======== Records to process ========
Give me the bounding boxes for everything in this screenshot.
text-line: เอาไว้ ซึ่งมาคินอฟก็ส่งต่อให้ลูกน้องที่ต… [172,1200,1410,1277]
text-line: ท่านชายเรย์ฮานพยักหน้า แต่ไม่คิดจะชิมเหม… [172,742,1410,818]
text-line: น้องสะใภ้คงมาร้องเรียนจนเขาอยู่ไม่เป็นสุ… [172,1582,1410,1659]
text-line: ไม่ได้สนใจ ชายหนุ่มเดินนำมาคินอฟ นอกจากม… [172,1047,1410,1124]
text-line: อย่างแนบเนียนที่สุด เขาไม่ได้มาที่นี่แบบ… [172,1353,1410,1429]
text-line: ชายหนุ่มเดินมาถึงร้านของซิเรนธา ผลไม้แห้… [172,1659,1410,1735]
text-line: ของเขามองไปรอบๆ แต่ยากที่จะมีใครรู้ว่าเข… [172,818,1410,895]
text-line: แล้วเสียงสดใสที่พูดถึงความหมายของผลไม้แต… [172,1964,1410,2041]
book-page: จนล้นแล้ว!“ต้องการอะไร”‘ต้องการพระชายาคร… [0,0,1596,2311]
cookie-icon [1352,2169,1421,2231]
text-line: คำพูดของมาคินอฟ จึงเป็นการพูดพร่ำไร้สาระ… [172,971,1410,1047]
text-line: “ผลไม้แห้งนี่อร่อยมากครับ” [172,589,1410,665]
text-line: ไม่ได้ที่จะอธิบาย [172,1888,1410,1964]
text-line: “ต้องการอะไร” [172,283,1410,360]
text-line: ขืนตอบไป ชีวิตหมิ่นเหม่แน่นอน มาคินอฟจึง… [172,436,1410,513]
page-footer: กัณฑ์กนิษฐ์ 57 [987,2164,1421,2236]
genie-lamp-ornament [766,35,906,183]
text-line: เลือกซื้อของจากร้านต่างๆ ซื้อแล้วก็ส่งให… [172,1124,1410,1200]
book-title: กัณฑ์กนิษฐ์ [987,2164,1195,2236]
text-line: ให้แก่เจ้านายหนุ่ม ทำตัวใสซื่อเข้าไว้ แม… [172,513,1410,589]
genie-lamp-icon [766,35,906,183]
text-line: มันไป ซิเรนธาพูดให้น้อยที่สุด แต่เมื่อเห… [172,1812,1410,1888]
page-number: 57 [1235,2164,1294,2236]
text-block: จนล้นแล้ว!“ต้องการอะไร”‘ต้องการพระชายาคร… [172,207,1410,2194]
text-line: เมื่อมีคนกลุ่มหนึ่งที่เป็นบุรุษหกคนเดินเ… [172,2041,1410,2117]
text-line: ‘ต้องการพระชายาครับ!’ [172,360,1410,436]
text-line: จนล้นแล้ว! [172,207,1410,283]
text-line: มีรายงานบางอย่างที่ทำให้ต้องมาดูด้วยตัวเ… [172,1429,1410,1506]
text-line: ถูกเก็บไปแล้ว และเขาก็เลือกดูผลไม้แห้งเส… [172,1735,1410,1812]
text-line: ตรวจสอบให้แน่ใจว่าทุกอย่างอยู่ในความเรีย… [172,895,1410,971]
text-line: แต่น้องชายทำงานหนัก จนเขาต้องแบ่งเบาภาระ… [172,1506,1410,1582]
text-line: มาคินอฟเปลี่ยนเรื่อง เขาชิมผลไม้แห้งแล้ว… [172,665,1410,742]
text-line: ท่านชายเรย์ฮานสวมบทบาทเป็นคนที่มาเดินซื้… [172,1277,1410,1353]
========
* Short problem *
Reproduce every one of the lines above without any changes.

* Correct result *
Give me the bounding boxes for everything in this screenshot.
text-line: เอาไว้ ซึ่งมาคินอฟก็ส่งต่อให้ลูกน้องที่ต… [172,1200,1410,1277]
text-line: ท่านชายเรย์ฮานพยักหน้า แต่ไม่คิดจะชิมเหม… [172,742,1410,818]
text-line: น้องสะใภ้คงมาร้องเรียนจนเขาอยู่ไม่เป็นสุ… [172,1582,1410,1659]
text-line: ไม่ได้สนใจ ชายหนุ่มเดินนำมาคินอฟ นอกจากม… [172,1047,1410,1124]
text-line: อย่างแนบเนียนที่สุด เขาไม่ได้มาที่นี่แบบ… [172,1353,1410,1429]
text-line: ชายหนุ่มเดินมาถึงร้านของซิเรนธา ผลไม้แห้… [172,1659,1410,1735]
text-line: ของเขามองไปรอบๆ แต่ยากที่จะมีใครรู้ว่าเข… [172,818,1410,895]
text-line: แล้วเสียงสดใสที่พูดถึงความหมายของผลไม้แต… [172,1964,1410,2041]
book-page: จนล้นแล้ว!“ต้องการอะไร”‘ต้องการพระชายาคร… [0,0,1596,2311]
cookie-icon [1352,2169,1421,2231]
text-line: คำพูดของมาคินอฟ จึงเป็นการพูดพร่ำไร้สาระ… [172,971,1410,1047]
text-line: “ผลไม้แห้งนี่อร่อยมากครับ” [172,589,1410,665]
text-line: ไม่ได้ที่จะอธิบาย [172,1888,1410,1964]
text-line: “ต้องการอะไร” [172,283,1410,360]
text-line: ขืนตอบไป ชีวิตหมิ่นเหม่แน่นอน มาคินอฟจึง… [172,436,1410,513]
page-footer: กัณฑ์กนิษฐ์ 57 [987,2164,1421,2236]
genie-lamp-ornament [766,35,906,183]
text-line: เลือกซื้อของจากร้านต่างๆ ซื้อแล้วก็ส่งให… [172,1124,1410,1200]
book-title: กัณฑ์กนิษฐ์ [987,2164,1195,2236]
text-line: ให้แก่เจ้านายหนุ่ม ทำตัวใสซื่อเข้าไว้ แม… [172,513,1410,589]
genie-lamp-icon [766,35,906,183]
text-line: มันไป ซิเรนธาพูดให้น้อยที่สุด แต่เมื่อเห… [172,1812,1410,1888]
page-number: 57 [1235,2164,1294,2236]
text-block: จนล้นแล้ว!“ต้องการอะไร”‘ต้องการพระชายาคร… [172,207,1410,2194]
text-line: เมื่อมีคนกลุ่มหนึ่งที่เป็นบุรุษหกคนเดินเ… [172,2041,1410,2117]
text-line: ‘ต้องการพระชายาครับ!’ [172,360,1410,436]
text-line: จนล้นแล้ว! [172,207,1410,283]
text-line: มีรายงานบางอย่างที่ทำให้ต้องมาดูด้วยตัวเ… [172,1429,1410,1506]
text-line: ถูกเก็บไปแล้ว และเขาก็เลือกดูผลไม้แห้งเส… [172,1735,1410,1812]
text-line: ตรวจสอบให้แน่ใจว่าทุกอย่างอยู่ในความเรีย… [172,895,1410,971]
text-line: แต่น้องชายทำงานหนัก จนเขาต้องแบ่งเบาภาระ… [172,1506,1410,1582]
text-line: มาคินอฟเปลี่ยนเรื่อง เขาชิมผลไม้แห้งแล้ว… [172,665,1410,742]
text-line: ท่านชายเรย์ฮานสวมบทบาทเป็นคนที่มาเดินซื้… [172,1277,1410,1353]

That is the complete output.